### Exercise set
- A) According to the toffee cheesecake recipe, where does the recipe come from?
- B) Continue the toffee cheesecake recipe from the point where it stops.

### Passage shown
****************
Sunday, August 15, 2010

TOFFEE CHEESECAKE WITH CARAMEL SAUCE

Toffee Cheesecake
Anybody who knows me will tell you that I’m not the biggest fan of chocolate desserts.  With the exception of a few, very special sweets in our family recipe book, I vastly prefer those confections featuring toffee, nuts, or citrus.  So, when it came time to decide what dessert to have with our Christmas dinner this year, my family came to a bit of brick wall.  Having already eaten pumpkin and pecan pie during Thanksgiving, we were all in the mood for something a little different this time around.  With ideas like an apple galette and bread pudding being thrown around, each option seemed to fall flat the second it was introduced  — keeping with tradition, we were a bit indecisive.  It wasn’t until my sister insisted upon a dessert that included caramel in some form or another that my Mom suddenly remembered a recipe from an old Bon Appétite that she used to make years ago for special occasions — Toffee Cheesecake.

I don’t think I need to tell you how good this cheesecake really is.  I mean, caramel sauce? Whipped cream? Skor bar!?  What’s not to like?  The one thing I can say is that this is an extremely rich dessert of which a little goes a long way.  Next time you have a special occasion on the horizon, consider making this decadent dessert which will easily feed 10-12 guests.

TOFFEE CHEESECAKE WITH CARAMEL SAUCE

From the Old Porte Inn, Avila Beach, California
There are very few tips or techniques I can offer you for this recipe.  Follow the directions closely and you should end up with outstanding results.  I will offer this insight however; if you’re going to go all out and make such a decadent dessert, don’t bother trying to cut caloric corners using low-fat cream cheese.  If you want truly spectacular cheesecake filling, go one step further and seek out natural, old-fashioned cream cheese that is free of stabilizers.  When whipping the cheese, make sure to do so until very fluffy as this will produce an especially delightful final texture.  After baking, the cheesecake will sink a bit in the center.  Don’t worry though, the final cake will look perfectly level after it is filled with a pool of delicious caramel sauce.  If you’re into the whole salted caramel thing, do what I did and add a bit of sea salt to the caramel sauce for a salty-sweet finish.  Finally, this cake does just fine fully dressed and decorated in the fridge, so don’t be afraid to make it a full day ahead of when you plan on serving it.

INGREDIENTS:

  • 1 1/2 cups graham cracker crumbs
  • 6 tablespoons (3/4 stick) unsalted butter, melted
  • 1/4 cup firmly packed dark brown sugar
  • 2 pounds cream cheese, room temperature
  • 1 1/2 cups sugar
  • 5 large eggs, room temperature
  • 2 1/2 teaspoons vanilla extract
  • 2 teaspoons fresh lemon juice
  • 1 1/4 cups sugar
  • 1/3 cup water
  • 1 cup whipping cream
  • 1/2 cup (1 stick) unsalted butter, cut into small pieces, room temperature
  • 1 teaspoon vanilla extract
  • 3/4 cup whipping cream
  • 2 tablespoons sugar
  • 3 1.4 ounce toffee candy bars (such as Skor or Heath) broken into pieces

METHOD:

For the Crust:
  1. Preheat oven to 350°.
  2. Lightly butter inside of a 9 in. diameter springform pan with 2 3/4-inch sides.
****************
### Recorded data
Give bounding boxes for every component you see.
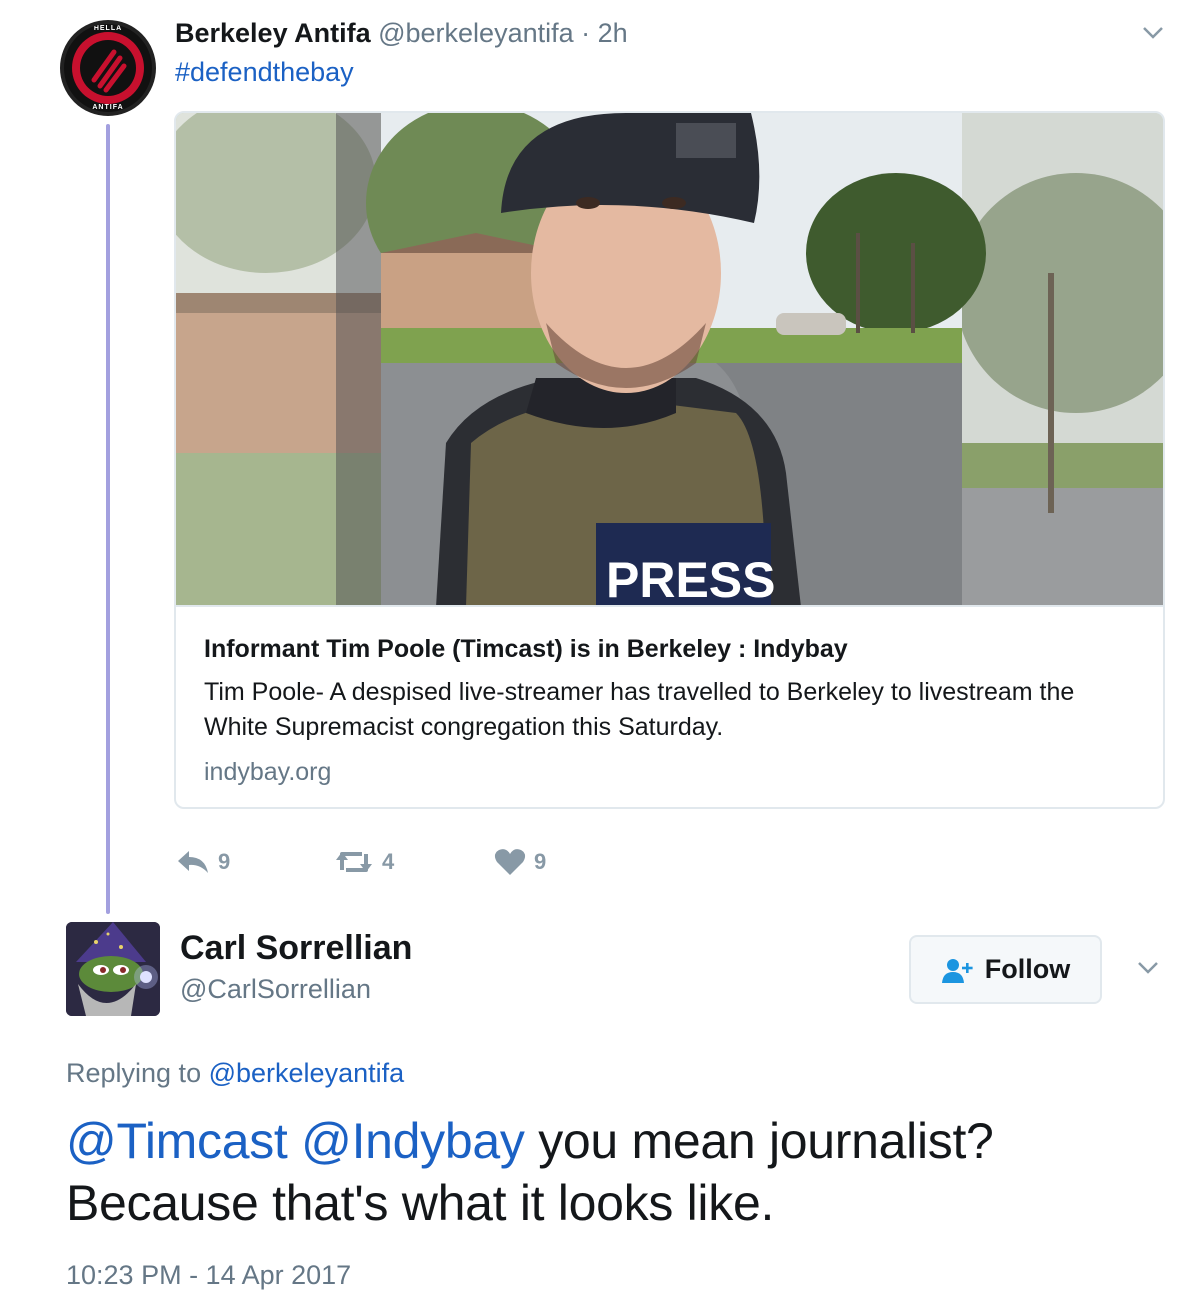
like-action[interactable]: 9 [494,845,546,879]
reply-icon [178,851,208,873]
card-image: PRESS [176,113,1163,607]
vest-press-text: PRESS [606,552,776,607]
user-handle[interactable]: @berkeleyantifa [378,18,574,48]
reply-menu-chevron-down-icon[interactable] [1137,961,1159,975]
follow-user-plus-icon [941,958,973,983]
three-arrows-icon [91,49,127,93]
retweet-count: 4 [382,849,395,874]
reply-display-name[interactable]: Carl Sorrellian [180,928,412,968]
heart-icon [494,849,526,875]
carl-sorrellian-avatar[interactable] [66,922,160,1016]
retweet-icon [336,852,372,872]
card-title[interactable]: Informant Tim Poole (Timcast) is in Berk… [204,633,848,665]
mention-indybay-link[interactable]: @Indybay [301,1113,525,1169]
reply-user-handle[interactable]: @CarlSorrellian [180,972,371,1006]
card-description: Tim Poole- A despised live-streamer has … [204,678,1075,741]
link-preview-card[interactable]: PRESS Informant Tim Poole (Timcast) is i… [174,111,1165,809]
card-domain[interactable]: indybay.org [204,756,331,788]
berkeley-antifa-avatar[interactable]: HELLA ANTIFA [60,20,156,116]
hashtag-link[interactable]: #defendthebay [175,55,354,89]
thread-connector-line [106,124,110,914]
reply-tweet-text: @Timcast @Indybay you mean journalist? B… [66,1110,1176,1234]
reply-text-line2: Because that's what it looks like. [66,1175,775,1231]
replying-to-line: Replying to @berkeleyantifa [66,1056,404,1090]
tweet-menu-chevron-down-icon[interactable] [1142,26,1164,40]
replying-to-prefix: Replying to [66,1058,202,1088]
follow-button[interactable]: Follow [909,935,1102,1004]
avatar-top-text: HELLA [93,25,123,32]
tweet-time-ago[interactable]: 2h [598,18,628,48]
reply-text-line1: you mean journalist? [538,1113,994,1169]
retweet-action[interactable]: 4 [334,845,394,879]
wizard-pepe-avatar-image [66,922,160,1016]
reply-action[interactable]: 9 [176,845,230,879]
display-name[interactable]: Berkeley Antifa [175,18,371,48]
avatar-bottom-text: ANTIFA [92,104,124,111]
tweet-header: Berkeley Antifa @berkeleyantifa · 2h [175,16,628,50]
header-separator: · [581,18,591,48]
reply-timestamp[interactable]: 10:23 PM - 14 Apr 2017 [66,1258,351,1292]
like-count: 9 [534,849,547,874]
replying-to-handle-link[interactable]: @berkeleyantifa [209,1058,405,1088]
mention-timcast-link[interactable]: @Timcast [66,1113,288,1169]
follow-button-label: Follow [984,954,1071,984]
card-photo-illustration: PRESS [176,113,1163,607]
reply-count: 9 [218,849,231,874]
****************
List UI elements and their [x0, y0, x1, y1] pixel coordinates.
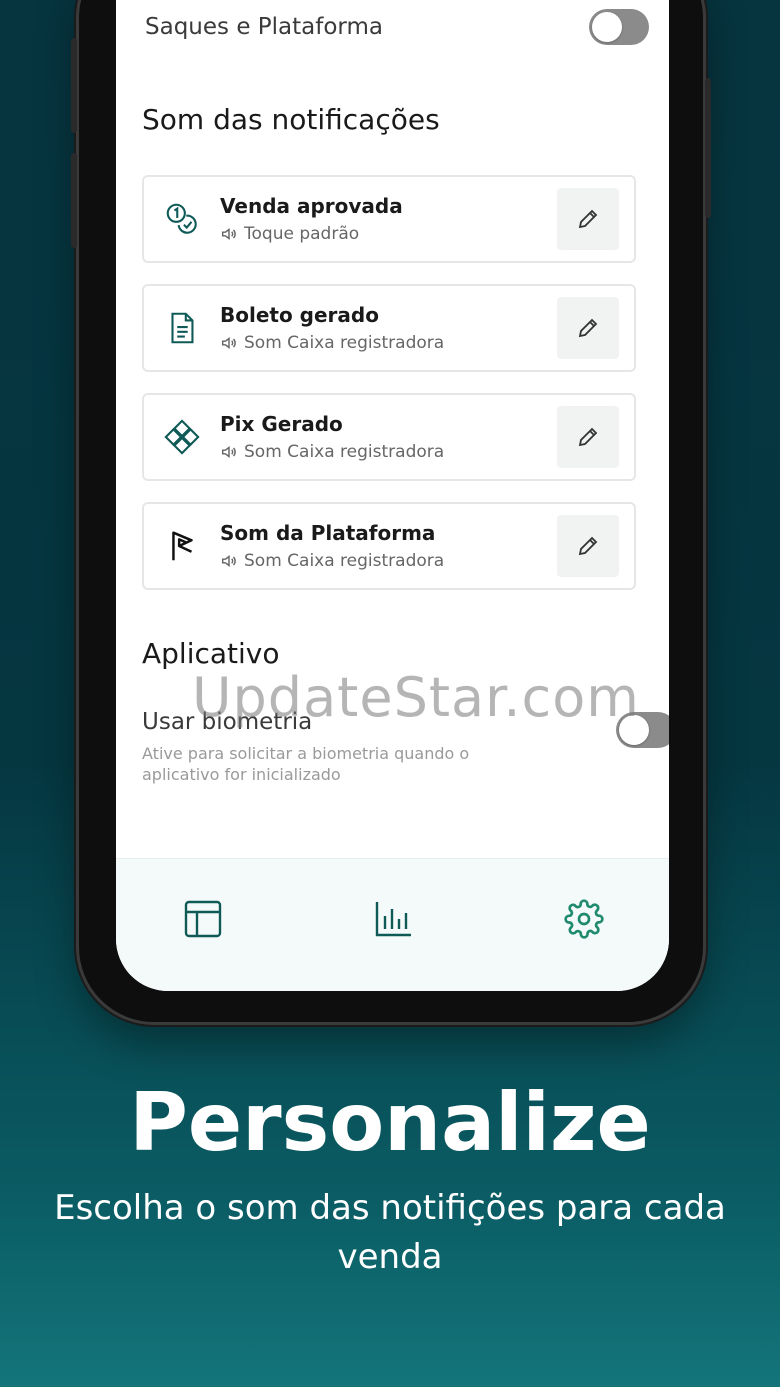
****************
### Responses to the exercise
- A) The Old Porte Inn, Avila Beach, California.

- B)
  3. Combine crumbs, butter and brown sugar in a small bowl.
  4. Press crumbs over bottom and 1 inch up the sides of the pan.
  5. Refrigerate the crust.
For the Filling:
  1. Using an electric mixer, beat cream cheese in a large bowl until fluffy.
  2. Add sugar and beat until smooth.
  3. Beat in eggs, 1 at a time.
  4. Mix in vanilla extract and fresh lemon juice.
  5. Pour filling into prepared crust, and bake until cake rises about 1/2 inch over rim and the center moves only slightly when pan is shaken, about 1 hr 15 min.
  6. Cool on a rack (the cake will fall as it cools, sinking in the center)
  7. Cover and refrigerate until well chilled, at least 6 hours. These steps can be done 1 day ahead.
For the Topping:
  1. Heat sugar and water in a heavy medium saucepan over low heat, stirring until sugar dissolves.
  2. Increase the heat and boil without stirring until mixture is a rich, amber color, occasionally swirling and washing down the sides of the pan with a brush dipped in cold water, about 8 minutes.
  3. Reduce heat to very low. Add cream (mixture will bubble up) and stir until smooth.
  4. Mix in butter. Cool slightly. Mix in vanilla.
To Assemble the Cheesecake:
  1. Using a small, sharp knife, cut around the sides of the pan to loosen the cake.  Release the pan sides.
  2. Pour 2/3 cup of the caramel sauce over the cake from the center spreading outward to the edges.
  3. Cover the remaining caramel sauce and let stand at room temperature.
  4. Chill cake until caramel topping is set, about 2 hours.
  5. Whip 3/4 cup cream with 2 tablespoons of sugar in a medium bowl until firm peaks form.
  6. Spoon cream into a pastry bag fitted with a star tip. Pipe cream, decoratively around the edge of the cake.
  7. Arrange toffee pieces in the whipped cream border. Refrigerate until serving.
  8. Cut cake into wedges. Serve, passing the remaining caramel sauce separately.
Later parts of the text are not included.